> [Excerpted data]:

★ ★ ★ ★

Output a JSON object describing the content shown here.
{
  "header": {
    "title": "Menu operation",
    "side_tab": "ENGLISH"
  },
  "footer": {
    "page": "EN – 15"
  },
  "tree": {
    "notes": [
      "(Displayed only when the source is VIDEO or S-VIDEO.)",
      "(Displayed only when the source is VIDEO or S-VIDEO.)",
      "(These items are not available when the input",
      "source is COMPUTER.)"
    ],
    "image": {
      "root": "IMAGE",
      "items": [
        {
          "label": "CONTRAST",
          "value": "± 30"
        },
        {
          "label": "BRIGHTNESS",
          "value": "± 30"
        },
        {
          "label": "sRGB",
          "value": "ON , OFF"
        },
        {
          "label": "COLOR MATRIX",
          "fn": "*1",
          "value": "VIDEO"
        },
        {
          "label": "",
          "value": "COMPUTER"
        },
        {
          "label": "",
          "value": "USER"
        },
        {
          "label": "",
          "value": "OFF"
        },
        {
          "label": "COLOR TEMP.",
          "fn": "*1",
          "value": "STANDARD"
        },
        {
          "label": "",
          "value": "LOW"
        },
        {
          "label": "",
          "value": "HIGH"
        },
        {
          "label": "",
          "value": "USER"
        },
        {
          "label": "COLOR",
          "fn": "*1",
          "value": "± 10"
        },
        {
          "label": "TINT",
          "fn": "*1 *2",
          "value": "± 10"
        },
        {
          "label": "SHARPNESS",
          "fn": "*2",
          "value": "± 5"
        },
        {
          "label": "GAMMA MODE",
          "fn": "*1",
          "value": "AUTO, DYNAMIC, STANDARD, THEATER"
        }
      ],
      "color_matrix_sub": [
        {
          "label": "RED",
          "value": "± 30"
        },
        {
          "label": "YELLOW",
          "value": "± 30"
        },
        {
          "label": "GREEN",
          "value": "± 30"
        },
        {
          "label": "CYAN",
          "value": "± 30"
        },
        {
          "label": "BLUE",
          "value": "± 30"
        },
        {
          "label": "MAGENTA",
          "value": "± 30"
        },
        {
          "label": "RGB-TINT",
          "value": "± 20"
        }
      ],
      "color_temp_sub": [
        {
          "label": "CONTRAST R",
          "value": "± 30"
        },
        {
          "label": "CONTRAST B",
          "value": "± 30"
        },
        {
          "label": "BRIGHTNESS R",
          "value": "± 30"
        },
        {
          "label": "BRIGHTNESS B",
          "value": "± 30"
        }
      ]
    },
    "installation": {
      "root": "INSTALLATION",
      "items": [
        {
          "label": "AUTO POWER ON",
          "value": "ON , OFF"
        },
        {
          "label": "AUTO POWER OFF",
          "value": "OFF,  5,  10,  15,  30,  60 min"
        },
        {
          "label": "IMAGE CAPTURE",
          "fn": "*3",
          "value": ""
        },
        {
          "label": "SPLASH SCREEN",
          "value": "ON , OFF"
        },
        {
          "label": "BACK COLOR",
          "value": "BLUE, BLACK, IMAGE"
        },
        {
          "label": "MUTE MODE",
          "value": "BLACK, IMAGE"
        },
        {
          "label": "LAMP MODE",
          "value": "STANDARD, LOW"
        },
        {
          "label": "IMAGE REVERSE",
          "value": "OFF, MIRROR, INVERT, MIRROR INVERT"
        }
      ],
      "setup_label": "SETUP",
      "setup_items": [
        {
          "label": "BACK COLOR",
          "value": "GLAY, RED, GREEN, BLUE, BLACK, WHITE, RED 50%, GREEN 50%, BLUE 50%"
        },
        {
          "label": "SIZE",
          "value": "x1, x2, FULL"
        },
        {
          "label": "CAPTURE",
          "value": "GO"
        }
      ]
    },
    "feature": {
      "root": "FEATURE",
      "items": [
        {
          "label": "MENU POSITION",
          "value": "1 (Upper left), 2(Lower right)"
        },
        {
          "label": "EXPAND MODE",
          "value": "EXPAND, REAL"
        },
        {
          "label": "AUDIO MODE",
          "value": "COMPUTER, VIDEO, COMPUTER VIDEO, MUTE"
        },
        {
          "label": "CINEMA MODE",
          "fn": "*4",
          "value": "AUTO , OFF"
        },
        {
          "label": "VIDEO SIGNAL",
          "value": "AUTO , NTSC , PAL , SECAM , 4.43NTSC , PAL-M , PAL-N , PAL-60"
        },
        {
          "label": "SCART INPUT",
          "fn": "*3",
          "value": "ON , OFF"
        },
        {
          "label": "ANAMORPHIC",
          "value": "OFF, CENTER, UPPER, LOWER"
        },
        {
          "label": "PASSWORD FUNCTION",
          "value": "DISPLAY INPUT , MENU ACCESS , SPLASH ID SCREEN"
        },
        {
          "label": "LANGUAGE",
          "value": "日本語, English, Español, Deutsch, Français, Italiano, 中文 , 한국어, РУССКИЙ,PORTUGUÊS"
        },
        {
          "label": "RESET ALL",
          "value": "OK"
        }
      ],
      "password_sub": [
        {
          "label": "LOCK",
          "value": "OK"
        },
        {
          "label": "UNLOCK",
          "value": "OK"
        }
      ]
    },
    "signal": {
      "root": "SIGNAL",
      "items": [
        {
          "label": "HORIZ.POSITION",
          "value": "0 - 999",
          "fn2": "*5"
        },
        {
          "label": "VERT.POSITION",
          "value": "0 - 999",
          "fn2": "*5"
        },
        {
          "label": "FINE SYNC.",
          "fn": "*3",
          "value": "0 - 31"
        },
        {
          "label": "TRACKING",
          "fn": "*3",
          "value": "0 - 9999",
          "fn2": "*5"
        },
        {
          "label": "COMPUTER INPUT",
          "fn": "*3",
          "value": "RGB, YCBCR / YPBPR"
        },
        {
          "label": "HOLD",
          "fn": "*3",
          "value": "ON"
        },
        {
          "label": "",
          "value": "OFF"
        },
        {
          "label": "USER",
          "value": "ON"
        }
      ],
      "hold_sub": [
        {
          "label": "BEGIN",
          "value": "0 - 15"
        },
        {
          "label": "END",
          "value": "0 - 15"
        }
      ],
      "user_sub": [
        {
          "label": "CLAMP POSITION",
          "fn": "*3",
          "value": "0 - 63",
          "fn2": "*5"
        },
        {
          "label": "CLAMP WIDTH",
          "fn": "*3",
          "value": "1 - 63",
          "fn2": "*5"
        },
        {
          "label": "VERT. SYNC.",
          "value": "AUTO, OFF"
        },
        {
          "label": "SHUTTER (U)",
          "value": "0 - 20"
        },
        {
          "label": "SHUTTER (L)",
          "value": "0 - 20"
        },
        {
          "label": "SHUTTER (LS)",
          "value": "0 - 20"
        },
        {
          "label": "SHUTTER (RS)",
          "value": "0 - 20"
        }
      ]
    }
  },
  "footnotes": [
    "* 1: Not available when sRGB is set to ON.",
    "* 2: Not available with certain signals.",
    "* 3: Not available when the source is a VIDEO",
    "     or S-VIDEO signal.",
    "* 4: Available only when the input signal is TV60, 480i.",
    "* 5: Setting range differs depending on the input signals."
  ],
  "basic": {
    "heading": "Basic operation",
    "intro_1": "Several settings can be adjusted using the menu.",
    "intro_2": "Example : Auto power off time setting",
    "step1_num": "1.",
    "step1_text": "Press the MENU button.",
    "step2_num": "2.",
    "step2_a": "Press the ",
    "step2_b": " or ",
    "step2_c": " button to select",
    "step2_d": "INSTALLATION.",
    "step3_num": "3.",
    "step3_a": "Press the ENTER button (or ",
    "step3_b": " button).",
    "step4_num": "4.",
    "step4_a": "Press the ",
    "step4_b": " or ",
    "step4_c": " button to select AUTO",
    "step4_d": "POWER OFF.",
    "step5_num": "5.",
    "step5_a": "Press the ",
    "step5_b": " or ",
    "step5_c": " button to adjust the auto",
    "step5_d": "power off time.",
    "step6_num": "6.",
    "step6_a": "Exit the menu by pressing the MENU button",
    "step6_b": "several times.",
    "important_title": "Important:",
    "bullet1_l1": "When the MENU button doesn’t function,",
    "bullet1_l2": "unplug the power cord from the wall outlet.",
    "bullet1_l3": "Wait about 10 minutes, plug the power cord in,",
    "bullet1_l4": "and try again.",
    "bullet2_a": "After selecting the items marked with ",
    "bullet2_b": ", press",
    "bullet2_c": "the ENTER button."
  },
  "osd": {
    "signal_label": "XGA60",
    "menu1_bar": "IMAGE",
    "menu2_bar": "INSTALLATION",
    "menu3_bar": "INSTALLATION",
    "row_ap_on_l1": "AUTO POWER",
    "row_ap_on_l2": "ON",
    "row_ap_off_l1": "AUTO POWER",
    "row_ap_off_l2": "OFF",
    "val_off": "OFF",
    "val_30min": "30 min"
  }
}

★ ★ ★ ★

> [Goal]:
List the lines of the records where "POSITION" occurs.

> [Output for this task]:
          "label": "MENU POSITION",
          "label": "HORIZ.POSITION",
          "label": "VERT.POSITION",
          "label": "CLAMP POSITION",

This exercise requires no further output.